JOB:
Identify the lines that contain the string "screenshot" and copy all of them.
** Start **
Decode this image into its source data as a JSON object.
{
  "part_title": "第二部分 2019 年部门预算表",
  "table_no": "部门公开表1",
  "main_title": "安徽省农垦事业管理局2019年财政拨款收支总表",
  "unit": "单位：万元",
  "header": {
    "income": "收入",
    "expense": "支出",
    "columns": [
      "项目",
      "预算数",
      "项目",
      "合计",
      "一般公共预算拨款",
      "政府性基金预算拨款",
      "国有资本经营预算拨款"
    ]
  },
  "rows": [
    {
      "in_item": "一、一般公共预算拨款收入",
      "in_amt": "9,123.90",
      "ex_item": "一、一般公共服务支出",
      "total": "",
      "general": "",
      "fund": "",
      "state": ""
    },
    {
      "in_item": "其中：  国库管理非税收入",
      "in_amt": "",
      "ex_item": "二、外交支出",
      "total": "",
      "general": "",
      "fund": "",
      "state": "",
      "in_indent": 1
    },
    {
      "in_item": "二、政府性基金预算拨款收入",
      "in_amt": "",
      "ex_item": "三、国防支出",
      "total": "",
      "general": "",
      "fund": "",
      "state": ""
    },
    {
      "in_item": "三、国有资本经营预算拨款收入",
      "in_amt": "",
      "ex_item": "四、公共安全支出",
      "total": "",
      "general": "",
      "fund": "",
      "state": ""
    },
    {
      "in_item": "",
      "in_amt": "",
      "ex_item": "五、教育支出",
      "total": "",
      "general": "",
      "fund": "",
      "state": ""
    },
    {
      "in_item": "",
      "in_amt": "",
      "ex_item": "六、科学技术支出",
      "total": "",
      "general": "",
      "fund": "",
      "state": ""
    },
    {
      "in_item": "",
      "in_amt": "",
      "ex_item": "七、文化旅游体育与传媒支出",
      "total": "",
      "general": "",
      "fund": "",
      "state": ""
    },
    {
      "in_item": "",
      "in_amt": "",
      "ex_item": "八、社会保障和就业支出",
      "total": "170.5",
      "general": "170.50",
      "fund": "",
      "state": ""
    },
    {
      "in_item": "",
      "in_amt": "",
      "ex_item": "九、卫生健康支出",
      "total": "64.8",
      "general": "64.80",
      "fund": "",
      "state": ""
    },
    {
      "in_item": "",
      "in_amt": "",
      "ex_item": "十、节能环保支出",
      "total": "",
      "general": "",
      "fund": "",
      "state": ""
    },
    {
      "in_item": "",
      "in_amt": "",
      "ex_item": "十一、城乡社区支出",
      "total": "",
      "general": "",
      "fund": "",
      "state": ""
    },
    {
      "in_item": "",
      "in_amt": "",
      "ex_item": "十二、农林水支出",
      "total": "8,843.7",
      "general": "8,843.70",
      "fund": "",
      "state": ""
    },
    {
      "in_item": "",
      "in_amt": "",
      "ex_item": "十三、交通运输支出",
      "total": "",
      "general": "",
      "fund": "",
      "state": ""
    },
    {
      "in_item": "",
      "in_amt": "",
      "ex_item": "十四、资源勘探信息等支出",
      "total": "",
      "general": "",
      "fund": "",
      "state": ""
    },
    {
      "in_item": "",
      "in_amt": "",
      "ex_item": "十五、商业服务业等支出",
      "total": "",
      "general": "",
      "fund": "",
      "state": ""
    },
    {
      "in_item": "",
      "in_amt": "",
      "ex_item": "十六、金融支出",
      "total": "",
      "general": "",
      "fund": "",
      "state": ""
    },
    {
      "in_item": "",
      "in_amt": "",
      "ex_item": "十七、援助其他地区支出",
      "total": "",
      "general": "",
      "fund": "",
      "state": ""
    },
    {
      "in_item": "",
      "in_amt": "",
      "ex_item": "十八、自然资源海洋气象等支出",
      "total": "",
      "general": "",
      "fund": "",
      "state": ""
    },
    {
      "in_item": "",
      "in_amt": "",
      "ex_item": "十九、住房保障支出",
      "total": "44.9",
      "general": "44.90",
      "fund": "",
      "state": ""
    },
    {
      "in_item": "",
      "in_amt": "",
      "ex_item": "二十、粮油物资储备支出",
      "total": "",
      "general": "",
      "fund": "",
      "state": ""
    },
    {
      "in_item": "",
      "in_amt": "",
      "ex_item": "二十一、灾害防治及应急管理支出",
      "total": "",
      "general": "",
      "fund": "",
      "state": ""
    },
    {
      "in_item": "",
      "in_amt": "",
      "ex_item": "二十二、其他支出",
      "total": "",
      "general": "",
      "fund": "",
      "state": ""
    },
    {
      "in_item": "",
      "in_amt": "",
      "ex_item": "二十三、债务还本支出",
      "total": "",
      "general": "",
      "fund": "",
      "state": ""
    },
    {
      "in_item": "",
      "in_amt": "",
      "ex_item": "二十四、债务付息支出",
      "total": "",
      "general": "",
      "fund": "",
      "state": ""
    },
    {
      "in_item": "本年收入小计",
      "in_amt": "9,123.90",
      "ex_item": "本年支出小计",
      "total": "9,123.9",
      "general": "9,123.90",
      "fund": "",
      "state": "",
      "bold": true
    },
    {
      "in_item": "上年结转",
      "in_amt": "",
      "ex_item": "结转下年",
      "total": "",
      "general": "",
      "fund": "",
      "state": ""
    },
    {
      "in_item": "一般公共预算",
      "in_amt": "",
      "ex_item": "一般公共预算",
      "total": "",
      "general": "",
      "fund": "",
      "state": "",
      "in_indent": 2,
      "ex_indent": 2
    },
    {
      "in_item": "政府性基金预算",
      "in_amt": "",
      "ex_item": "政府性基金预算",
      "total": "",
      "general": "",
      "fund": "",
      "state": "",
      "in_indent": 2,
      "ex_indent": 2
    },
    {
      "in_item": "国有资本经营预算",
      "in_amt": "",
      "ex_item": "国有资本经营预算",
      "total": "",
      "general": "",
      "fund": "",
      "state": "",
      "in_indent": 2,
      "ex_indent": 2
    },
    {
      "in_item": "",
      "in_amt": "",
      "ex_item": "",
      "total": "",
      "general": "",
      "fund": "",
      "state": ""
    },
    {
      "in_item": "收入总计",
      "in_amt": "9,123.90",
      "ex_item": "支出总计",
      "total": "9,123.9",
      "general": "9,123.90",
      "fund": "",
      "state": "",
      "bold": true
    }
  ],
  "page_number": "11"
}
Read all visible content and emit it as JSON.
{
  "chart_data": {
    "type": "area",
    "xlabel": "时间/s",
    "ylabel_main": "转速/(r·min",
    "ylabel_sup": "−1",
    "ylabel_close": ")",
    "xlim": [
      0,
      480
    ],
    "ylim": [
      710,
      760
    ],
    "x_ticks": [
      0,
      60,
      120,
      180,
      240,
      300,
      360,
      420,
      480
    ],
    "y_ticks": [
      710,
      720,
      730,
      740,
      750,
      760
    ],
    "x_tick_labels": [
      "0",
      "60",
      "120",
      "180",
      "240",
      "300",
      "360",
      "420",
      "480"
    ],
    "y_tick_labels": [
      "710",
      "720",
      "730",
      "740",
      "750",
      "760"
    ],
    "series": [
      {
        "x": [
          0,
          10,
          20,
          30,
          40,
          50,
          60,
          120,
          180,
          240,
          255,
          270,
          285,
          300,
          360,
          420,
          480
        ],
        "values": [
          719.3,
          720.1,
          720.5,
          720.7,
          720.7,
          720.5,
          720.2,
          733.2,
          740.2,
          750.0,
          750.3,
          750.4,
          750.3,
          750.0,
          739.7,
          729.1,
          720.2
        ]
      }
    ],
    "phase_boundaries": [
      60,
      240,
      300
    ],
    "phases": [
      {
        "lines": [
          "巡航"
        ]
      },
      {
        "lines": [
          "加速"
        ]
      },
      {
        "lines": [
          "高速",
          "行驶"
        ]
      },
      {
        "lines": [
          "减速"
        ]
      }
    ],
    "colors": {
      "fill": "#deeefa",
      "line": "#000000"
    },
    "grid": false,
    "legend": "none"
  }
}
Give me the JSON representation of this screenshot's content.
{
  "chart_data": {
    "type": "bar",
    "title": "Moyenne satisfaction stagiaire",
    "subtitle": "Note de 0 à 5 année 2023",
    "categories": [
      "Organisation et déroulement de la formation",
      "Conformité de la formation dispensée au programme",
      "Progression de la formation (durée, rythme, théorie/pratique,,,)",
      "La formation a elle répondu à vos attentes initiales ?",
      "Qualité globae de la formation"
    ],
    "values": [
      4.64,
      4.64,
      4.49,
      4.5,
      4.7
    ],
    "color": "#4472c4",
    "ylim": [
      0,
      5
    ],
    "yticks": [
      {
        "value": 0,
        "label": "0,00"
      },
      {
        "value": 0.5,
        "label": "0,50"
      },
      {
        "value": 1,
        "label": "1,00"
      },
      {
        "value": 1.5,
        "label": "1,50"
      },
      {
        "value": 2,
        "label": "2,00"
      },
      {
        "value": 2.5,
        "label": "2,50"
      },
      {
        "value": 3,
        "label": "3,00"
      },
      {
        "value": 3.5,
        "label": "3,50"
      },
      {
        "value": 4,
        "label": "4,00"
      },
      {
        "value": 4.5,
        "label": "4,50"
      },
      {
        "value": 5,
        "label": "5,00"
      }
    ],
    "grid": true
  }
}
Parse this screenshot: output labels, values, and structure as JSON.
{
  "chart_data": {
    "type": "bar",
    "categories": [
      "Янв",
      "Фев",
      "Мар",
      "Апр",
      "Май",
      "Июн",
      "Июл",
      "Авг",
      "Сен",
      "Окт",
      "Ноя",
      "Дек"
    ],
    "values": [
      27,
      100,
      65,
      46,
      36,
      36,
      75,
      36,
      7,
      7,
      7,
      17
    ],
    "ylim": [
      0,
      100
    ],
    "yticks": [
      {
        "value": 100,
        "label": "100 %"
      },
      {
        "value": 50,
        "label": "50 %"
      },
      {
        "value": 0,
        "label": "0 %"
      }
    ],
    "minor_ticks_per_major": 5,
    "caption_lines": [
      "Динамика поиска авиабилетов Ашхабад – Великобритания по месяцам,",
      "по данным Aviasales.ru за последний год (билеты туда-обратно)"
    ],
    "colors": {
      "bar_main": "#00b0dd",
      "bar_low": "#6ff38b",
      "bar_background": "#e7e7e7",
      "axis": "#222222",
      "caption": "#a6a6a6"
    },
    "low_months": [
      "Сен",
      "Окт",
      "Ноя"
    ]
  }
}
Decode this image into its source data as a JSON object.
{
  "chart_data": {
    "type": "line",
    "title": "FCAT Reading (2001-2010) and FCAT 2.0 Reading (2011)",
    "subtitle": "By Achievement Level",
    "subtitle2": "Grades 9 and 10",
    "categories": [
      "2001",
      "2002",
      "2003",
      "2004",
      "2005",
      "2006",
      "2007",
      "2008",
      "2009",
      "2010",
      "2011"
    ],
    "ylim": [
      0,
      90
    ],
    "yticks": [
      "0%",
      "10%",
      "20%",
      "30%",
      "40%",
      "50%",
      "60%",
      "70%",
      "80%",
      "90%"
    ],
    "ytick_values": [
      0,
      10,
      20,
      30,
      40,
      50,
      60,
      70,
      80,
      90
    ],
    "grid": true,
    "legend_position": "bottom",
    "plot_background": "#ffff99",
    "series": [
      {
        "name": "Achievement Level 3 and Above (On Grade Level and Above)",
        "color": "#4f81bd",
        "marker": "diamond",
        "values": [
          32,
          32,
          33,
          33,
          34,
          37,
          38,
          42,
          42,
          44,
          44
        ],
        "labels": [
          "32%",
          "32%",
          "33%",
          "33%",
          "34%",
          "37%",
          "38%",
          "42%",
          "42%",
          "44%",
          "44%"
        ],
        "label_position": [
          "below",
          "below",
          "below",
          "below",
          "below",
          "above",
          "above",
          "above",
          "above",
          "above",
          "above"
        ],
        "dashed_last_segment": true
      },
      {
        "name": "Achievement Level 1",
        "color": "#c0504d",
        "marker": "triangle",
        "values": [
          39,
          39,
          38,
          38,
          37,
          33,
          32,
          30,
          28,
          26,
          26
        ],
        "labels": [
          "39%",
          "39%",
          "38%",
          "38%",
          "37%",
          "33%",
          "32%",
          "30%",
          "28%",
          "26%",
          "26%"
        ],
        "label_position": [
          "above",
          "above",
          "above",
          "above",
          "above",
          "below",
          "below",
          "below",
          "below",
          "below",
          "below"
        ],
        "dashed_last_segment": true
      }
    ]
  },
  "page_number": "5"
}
** End **
RESPONSE FOR THIS EXERCISE:
Give me the JSON representation of this screenshot's content.
Parse this screenshot: output labels, values, and structure as JSON.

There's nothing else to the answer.